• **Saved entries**
** start **

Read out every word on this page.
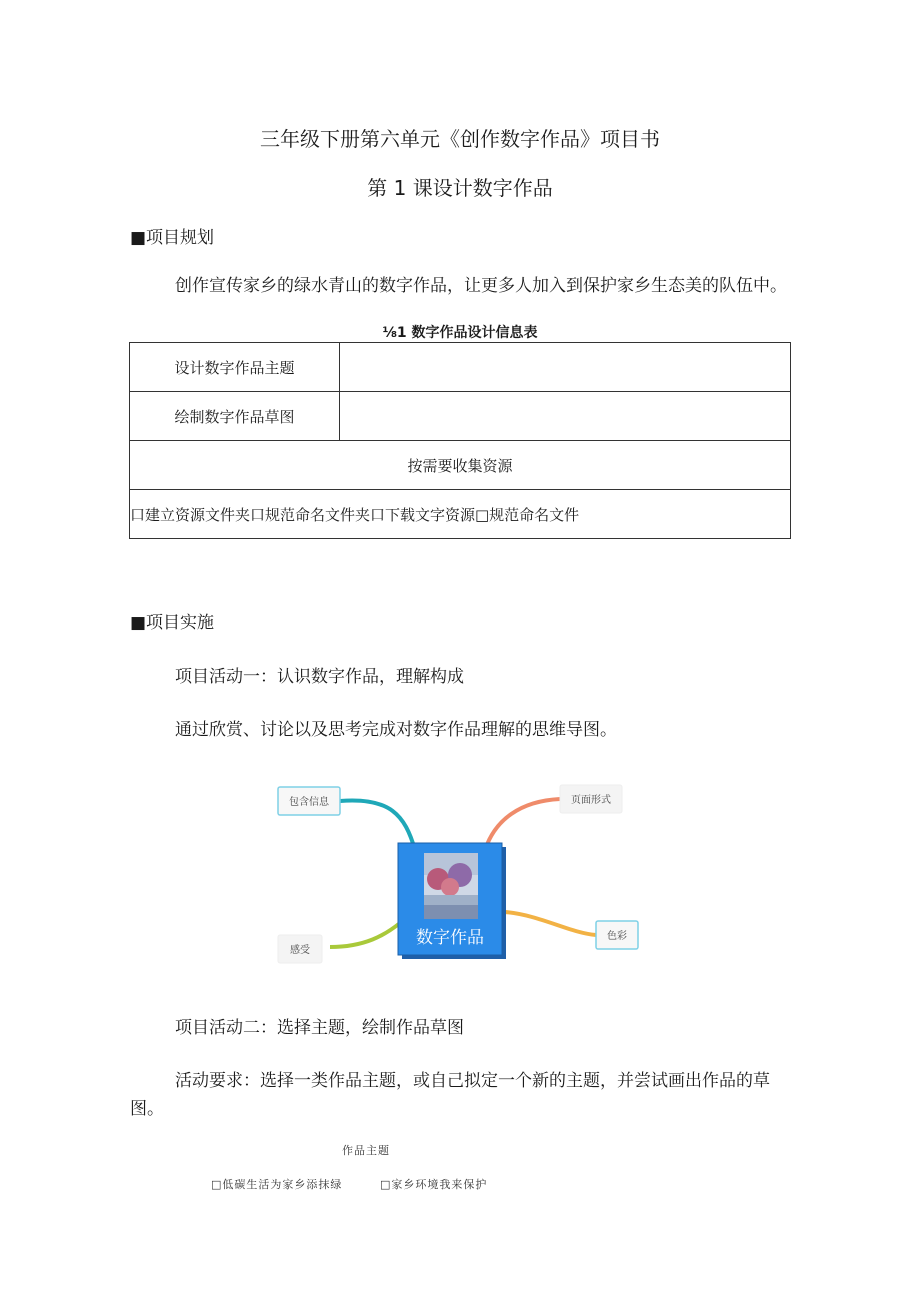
三年级下册第六单元《创作数字作品》项目书
第 1 课设计数字作品
■项目规划
创作宣传家乡的绿水青山的数字作品，让更多人加入到保护家乡生态美的队伍中。
⅛1 数字作品设计信息表
设计数字作品主题	
绘制数字作品草图	
按需要收集资源	
口建立资源文件夹口规范命名文件夹口下载文字资源□规范命名文件	
■项目实施
项目活动一：认识数字作品，理解构成
通过欣赏、讨论以及思考完成对数字作品理解的思维导图。
包含信息	页面形式
色彩
感受
数字作品
项目活动二：选择主题，绘制作品草图
活动要求：选择一类作品主题，或自己拟定一个新的主题，并尝试画出作品的草
图。
作品主题
□低碳生活为家乡添抹绿	□家乡环境我来保护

** end **

Omit all pictures while transcribing the entries verbatim.

• **Answer in full**
Read out every word on this page.
三年级下册第六单元《创作数字作品》项目书
第 1 课设计数字作品
■项目规划
创作宣传家乡的绿水青山的数字作品，让更多人加入到保护家乡生态美的队伍中。
⅛1 数字作品设计信息表
设计数字作品主题	
绘制数字作品草图	
按需要收集资源	
口建立资源文件夹口规范命名文件夹口下载文字资源□规范命名文件	
■项目实施
项目活动一：认识数字作品，理解构成
通过欣赏、讨论以及思考完成对数字作品理解的思维导图。
包含信息	页面形式
色彩
感受
数字作品
项目活动二：选择主题，绘制作品草图
活动要求：选择一类作品主题，或自己拟定一个新的主题，并尝试画出作品的草
图。
作品主题
□低碳生活为家乡添抹绿	□家乡环境我来保护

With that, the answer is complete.